(Task to complete):
Show every line containing "Sistina" by copying it.
● ● ●
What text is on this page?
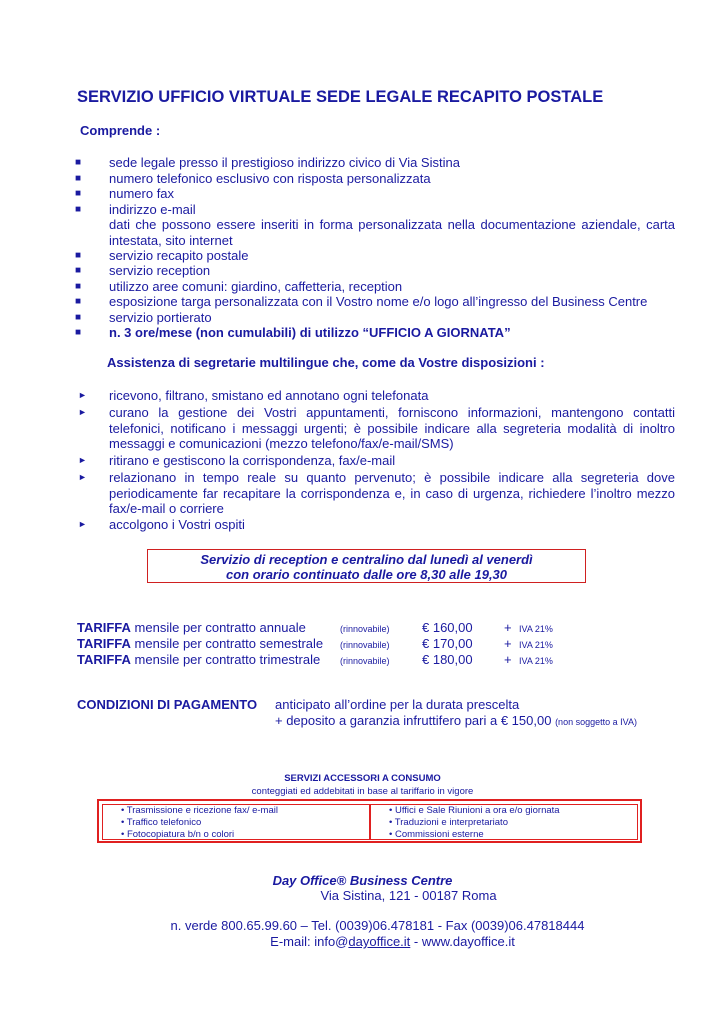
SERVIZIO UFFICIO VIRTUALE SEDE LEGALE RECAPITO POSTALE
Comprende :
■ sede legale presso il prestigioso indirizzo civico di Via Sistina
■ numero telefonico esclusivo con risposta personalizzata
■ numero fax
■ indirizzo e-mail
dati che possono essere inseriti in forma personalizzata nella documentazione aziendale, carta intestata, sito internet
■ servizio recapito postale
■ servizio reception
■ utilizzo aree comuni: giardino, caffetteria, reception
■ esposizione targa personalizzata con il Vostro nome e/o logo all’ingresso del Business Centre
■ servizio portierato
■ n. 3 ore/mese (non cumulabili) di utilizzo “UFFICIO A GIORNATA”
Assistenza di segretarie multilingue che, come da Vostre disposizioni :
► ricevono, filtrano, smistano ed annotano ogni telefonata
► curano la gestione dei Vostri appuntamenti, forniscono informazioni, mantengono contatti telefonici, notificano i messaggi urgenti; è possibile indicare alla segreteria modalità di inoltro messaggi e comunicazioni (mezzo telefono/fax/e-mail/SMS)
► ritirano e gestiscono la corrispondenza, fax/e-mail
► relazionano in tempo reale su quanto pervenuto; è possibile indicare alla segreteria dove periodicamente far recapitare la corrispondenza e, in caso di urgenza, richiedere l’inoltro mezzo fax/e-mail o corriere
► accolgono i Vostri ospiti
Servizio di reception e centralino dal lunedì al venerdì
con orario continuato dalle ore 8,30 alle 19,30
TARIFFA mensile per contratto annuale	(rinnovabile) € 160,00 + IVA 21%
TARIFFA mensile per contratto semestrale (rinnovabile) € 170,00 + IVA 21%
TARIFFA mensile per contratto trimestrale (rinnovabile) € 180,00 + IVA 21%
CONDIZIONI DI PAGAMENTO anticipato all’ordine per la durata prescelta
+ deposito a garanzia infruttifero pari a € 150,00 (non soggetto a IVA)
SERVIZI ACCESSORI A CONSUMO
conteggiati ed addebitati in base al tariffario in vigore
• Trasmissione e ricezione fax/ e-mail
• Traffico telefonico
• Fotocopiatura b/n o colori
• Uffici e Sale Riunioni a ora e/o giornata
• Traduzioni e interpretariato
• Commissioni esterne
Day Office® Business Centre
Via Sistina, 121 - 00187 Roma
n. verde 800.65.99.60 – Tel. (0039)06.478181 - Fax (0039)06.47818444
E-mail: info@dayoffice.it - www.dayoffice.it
● ● ●
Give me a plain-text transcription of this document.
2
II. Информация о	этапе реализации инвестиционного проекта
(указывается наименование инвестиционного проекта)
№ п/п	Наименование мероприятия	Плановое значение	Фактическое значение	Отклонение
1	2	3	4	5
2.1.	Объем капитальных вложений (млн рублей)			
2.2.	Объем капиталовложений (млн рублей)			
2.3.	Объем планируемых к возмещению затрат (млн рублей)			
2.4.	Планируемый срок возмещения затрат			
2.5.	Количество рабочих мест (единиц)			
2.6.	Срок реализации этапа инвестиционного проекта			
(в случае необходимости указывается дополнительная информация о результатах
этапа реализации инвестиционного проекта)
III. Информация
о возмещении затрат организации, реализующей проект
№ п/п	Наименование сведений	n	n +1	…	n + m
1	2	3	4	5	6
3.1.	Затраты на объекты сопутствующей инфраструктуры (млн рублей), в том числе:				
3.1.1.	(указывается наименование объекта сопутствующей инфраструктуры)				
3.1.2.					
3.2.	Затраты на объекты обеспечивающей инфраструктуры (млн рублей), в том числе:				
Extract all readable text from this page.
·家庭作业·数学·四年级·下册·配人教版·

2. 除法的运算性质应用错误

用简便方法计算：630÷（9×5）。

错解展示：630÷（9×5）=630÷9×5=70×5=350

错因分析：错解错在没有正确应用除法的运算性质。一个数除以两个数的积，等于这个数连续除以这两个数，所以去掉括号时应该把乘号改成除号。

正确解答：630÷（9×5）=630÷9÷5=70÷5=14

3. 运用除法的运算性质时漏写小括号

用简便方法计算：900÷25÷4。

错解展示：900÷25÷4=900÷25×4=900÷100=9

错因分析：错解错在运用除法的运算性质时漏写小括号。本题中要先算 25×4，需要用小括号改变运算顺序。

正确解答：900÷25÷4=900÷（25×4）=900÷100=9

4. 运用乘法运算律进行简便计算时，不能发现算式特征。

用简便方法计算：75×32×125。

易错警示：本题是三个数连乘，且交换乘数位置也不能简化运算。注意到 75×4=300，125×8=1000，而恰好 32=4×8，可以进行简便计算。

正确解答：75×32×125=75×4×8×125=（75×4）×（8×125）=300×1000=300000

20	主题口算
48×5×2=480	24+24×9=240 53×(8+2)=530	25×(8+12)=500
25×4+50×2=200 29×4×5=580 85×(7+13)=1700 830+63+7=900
● ● ●
(Response to the exercise):
■ sede legale presso il prestigioso indirizzo civico di Via Sistina
Via Sistina, 121 - 00187 Roma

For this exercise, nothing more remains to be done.